Report only how many lines of the entries below contain the string "Just".

** BEGIN MATERIAL PROVIDED **

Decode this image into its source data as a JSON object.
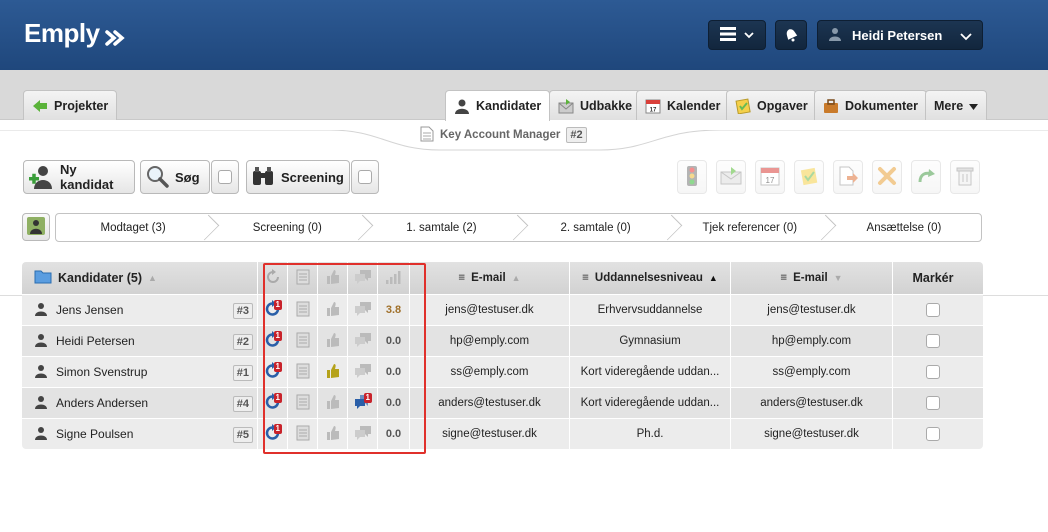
{
  "header": {
    "logo": "Emply",
    "user_name": "Heidi Petersen"
  },
  "tabs": {
    "projects": "Projekter",
    "candidates": "Kandidater",
    "outbox": "Udbakke",
    "calendar": "Kalender",
    "tasks": "Opgaver",
    "documents": "Dokumenter",
    "more": "Mere"
  },
  "subtitle": {
    "title": "Key Account Manager",
    "number": "#2"
  },
  "toolbar": {
    "new_candidate": "Ny kandidat",
    "search": "Søg",
    "screening": "Screening"
  },
  "pipeline": [
    "Modtaget (3)",
    "Screening (0)",
    "1. samtale (2)",
    "2. samtale (0)",
    "Tjek referencer (0)",
    "Ansættelse (0)"
  ],
  "table": {
    "headers": {
      "candidates": "Kandidater (5)",
      "email": "E-mail",
      "education": "Uddannelsesniveau",
      "email2": "E-mail",
      "mark": "Markér"
    },
    "rows": [
      {
        "name": "Jens Jensen",
        "num": "#3",
        "badge": "1",
        "score": "3.8",
        "email": "jens@testuser.dk",
        "edu": "Erhvervsuddannelse",
        "email2": "jens@testuser.dk",
        "thumb": "grey",
        "comment": "grey"
      },
      {
        "name": "Heidi Petersen",
        "num": "#2",
        "badge": "1",
        "score": "0.0",
        "email": "hp@emply.com",
        "edu": "Gymnasium",
        "email2": "hp@emply.com",
        "thumb": "grey",
        "comment": "grey"
      },
      {
        "name": "Simon Svenstrup",
        "num": "#1",
        "badge": "1",
        "score": "0.0",
        "email": "ss@emply.com",
        "edu": "Kort videregående uddan...",
        "email2": "ss@emply.com",
        "thumb": "yellow",
        "comment": "grey"
      },
      {
        "name": "Anders Andersen",
        "num": "#4",
        "badge": "1",
        "score": "0.0",
        "email": "anders@testuser.dk",
        "edu": "Kort videregående uddan...",
        "email2": "anders@testuser.dk",
        "thumb": "grey",
        "comment": "blue",
        "comment_badge": "1"
      },
      {
        "name": "Signe Poulsen",
        "num": "#5",
        "badge": "1",
        "score": "0.0",
        "email": "signe@testuser.dk",
        "edu": "Ph.d.",
        "email2": "signe@testuser.dk",
        "thumb": "grey",
        "comment": "grey"
      }
    ]
  },
  "colors": {
    "header_bg": "#1f477c",
    "highlight_border": "#e0302b",
    "badge_red": "#c8222a"
  }
}
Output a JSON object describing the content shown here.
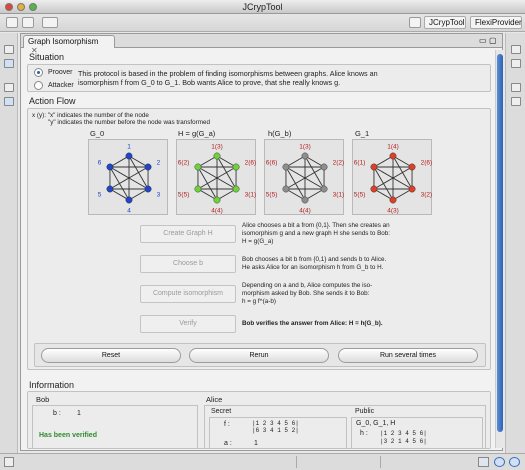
{
  "window": {
    "title": "JCrypTool"
  },
  "perspectives": {
    "jcryptool": "JCrypTool",
    "flexiprovider": "FlexiProvider"
  },
  "tab": {
    "label": "Graph Isomorphism"
  },
  "situation": {
    "title": "Situation",
    "proover": "Proover",
    "attacker": "Attacker",
    "selected": "Proover",
    "text": "This protocol is based in the problem of finding isomorphisms between graphs. Alice knows an isomorphism f from G_0 to G_1. Bob wants Alice to prove, that she really knows g."
  },
  "action_flow": {
    "title": "Action Flow",
    "note_line1": "x (y): \"x\" indicates the number of the node",
    "note_line2": "\"y\" indicates the number before the node was transformed",
    "graphs": [
      {
        "title": "G_0",
        "labels": [
          "1",
          "2",
          "3",
          "4",
          "5",
          "6"
        ],
        "color": "#2346c8"
      },
      {
        "title": "H = g(G_a)",
        "labels": [
          "1(3)",
          "2(6)",
          "3(1)",
          "4(4)",
          "5(5)",
          "6(2)"
        ],
        "color": "#6fd23a"
      },
      {
        "title": "h(G_b)",
        "labels": [
          "1(3)",
          "2(2)",
          "3(1)",
          "4(4)",
          "5(5)",
          "6(6)"
        ],
        "color": "#8e8e8e"
      },
      {
        "title": "G_1",
        "labels": [
          "1(4)",
          "2(6)",
          "3(2)",
          "4(3)",
          "5(5)",
          "6(1)"
        ],
        "color": "#d9412a"
      }
    ],
    "steps": [
      {
        "button": "Create Graph H",
        "text": [
          "Alice chooses a bit a from {0,1}. Then she creates an",
          "isomorphism g and a new graph H she sends to Bob:",
          "H = g(G_a)"
        ]
      },
      {
        "button": "Choose b",
        "text": [
          "Bob chooses a bit b from {0,1} and sends b to Alice.",
          "He asks Alice for an isomorphism h from G_b to H."
        ]
      },
      {
        "button": "Compute isomorphism",
        "text": [
          "Depending on a and b, Alice computes the iso-",
          "morphism asked by Bob. She sends it to Bob:",
          "h = g f^(a-b)"
        ]
      },
      {
        "button": "Verify",
        "text": [
          "Bob verifies the answer from Alice: H = h(G_b)."
        ]
      }
    ],
    "reset": "Reset",
    "rerun": "Rerun",
    "run_several": "Run several times"
  },
  "information": {
    "title": "Information",
    "bob": {
      "title": "Bob",
      "b_label": "b :",
      "b_value": "1",
      "status": "Has been verified"
    },
    "alice": {
      "title": "Alice",
      "secret": {
        "title": "Secret",
        "f_label": "f :",
        "f_row1": "|1 2 3 4 5 6|",
        "f_row2": "|6 3 4 1 5 2|",
        "a_label": "a :",
        "a_value": "1"
      },
      "public": {
        "title": "Public",
        "graphs": "G_0, G_1, H",
        "h_label": "h :",
        "h_row1": "|1 2 3 4 5 6|",
        "h_row2": "|3 2 1 4 5 6|"
      }
    }
  },
  "colors": {
    "accent": "#2d63b4",
    "verified": "#2e8b2e",
    "node_label_red": "#b22222",
    "node_label_blue": "#1f3fbf"
  }
}
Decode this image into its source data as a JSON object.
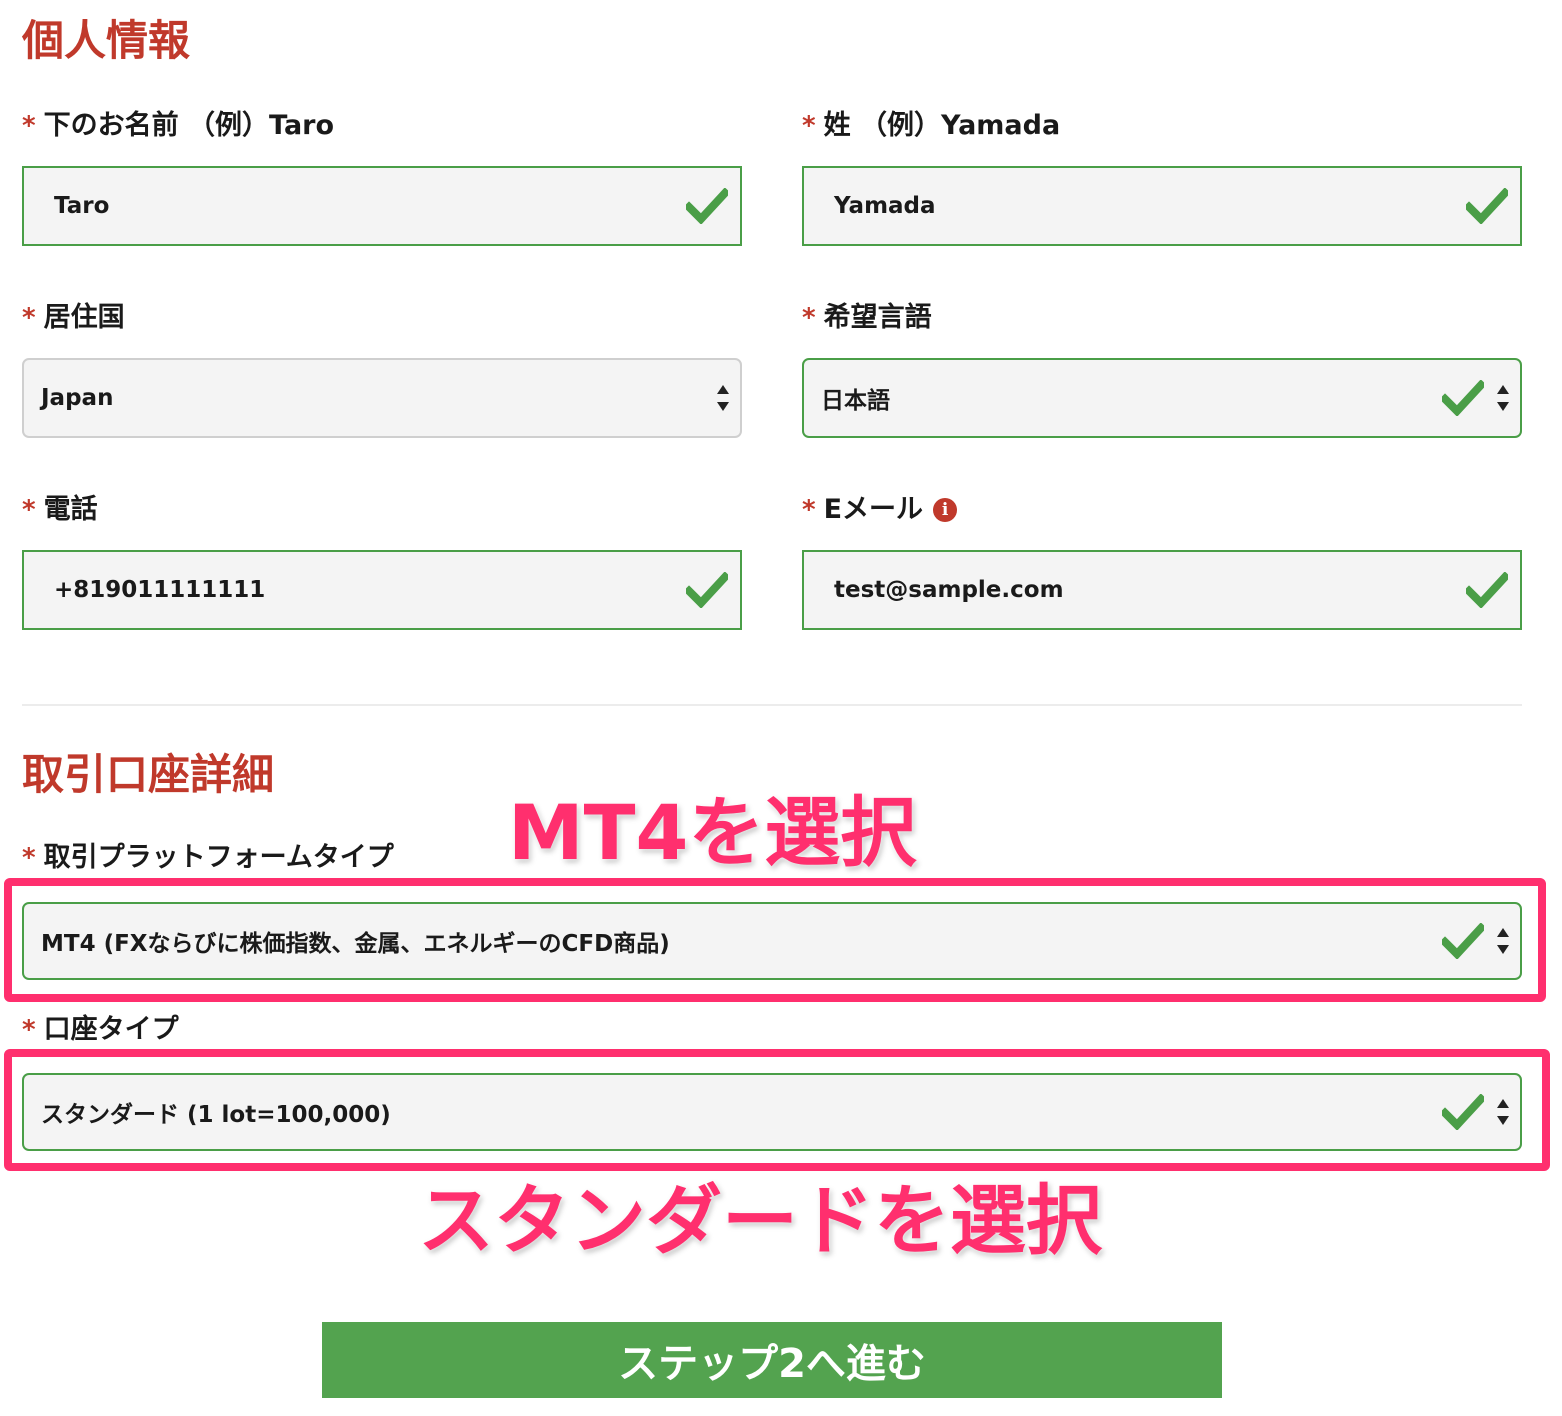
{
  "colors": {
    "heading": "#c0392b",
    "required_star": "#c0392b",
    "valid_border": "#4a9e47",
    "annotation": "#ff2f6e",
    "submit_button": "#53a34f"
  },
  "personal": {
    "title": "個人情報",
    "required_marker": "*",
    "first_name": {
      "label": "下のお名前 （例）Taro",
      "value": "Taro",
      "icon": "check-icon"
    },
    "last_name": {
      "label": "姓 （例）Yamada",
      "value": "Yamada",
      "icon": "check-icon"
    },
    "country": {
      "label": "居住国",
      "value": "Japan"
    },
    "language": {
      "label": "希望言語",
      "value": "日本語",
      "icon": "check-icon"
    },
    "phone": {
      "label": "電話",
      "value": "+819011111111",
      "icon": "check-icon"
    },
    "email": {
      "label": "Eメール",
      "info_icon": "i",
      "value": "test@sample.com",
      "icon": "check-icon"
    }
  },
  "account": {
    "title": "取引口座詳細",
    "platform": {
      "label": "取引プラットフォームタイプ",
      "value": "MT4 (FXならびに株価指数、金属、エネルギーのCFD商品)",
      "icon": "check-icon"
    },
    "account_type": {
      "label": "口座タイプ",
      "value": "スタンダード (1 lot=100,000)",
      "icon": "check-icon"
    }
  },
  "annotations": {
    "platform_note": "MT4を選択",
    "account_type_note": "スタンダードを選択"
  },
  "submit": {
    "label": "ステップ2へ進む"
  }
}
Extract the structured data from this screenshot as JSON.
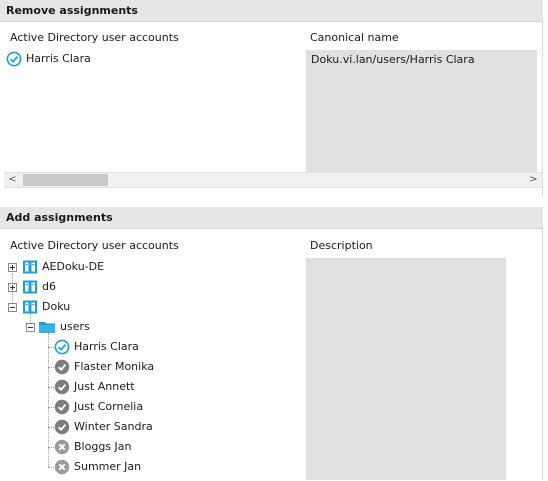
{
  "remove_section": {
    "title": "Remove assignments",
    "col_accounts": "Active Directory user accounts",
    "col_canonical": "Canonical name",
    "rows": [
      {
        "name": "Harris Clara",
        "canonical": "Doku.vi.lan/users/Harris Clara",
        "status": "check-blue-icon"
      }
    ],
    "scroll_left": "<",
    "scroll_right": ">"
  },
  "add_section": {
    "title": "Add assignments",
    "col_accounts": "Active Directory user accounts",
    "col_description": "Description",
    "domains": [
      "AEDoku-DE",
      "d6",
      "Doku"
    ],
    "folder": "users",
    "users": [
      {
        "name": "Harris Clara",
        "status": "check-blue-icon"
      },
      {
        "name": "Flaster Monika",
        "status": "check-gray-icon"
      },
      {
        "name": "Just Annett",
        "status": "check-gray-icon"
      },
      {
        "name": "Just Cornelia",
        "status": "check-gray-icon"
      },
      {
        "name": "Winter Sandra",
        "status": "check-gray-icon"
      },
      {
        "name": "Bloggs Jan",
        "status": "x-gray-icon"
      },
      {
        "name": "Summer Jan",
        "status": "x-gray-icon"
      }
    ]
  },
  "colors": {
    "header_bg": "#e6e6e6",
    "column_bg": "#e0e0e0",
    "accent_blue": "#1a9fde",
    "status_gray": "#7b7b7b"
  }
}
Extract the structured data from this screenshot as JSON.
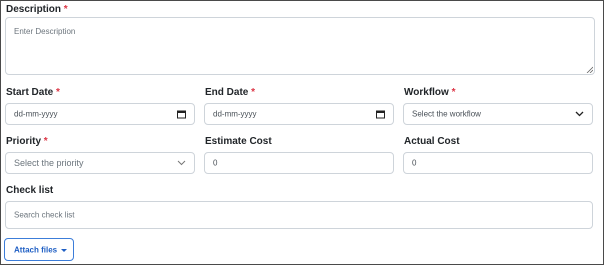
{
  "form": {
    "description": {
      "label": "Description",
      "required_mark": "*",
      "placeholder": "Enter Description"
    },
    "start_date": {
      "label": "Start Date",
      "required_mark": "*",
      "value": "dd-mm-yyyy",
      "icon": "calendar-icon"
    },
    "end_date": {
      "label": "End Date",
      "required_mark": "*",
      "value": "dd-mm-yyyy",
      "icon": "calendar-icon"
    },
    "workflow": {
      "label": "Workflow",
      "required_mark": "*",
      "selected": "Select the workflow",
      "icon": "chevron-down-icon"
    },
    "priority": {
      "label": "Priority",
      "required_mark": "*",
      "selected": "Select the priority",
      "icon": "chevron-down-icon"
    },
    "estimate_cost": {
      "label": "Estimate Cost",
      "value": "0"
    },
    "actual_cost": {
      "label": "Actual Cost",
      "value": "0"
    },
    "check_list": {
      "label": "Check list",
      "placeholder": "Search check list"
    },
    "attach_files": {
      "label": "Attach files",
      "icon": "caret-down-icon"
    }
  },
  "colors": {
    "required": "#dc3545",
    "accent": "#1f5fc4",
    "border": "#ced4da"
  }
}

** END MATERIAL PROVIDED **

(ANSWER TO THIS EXERCISE):
2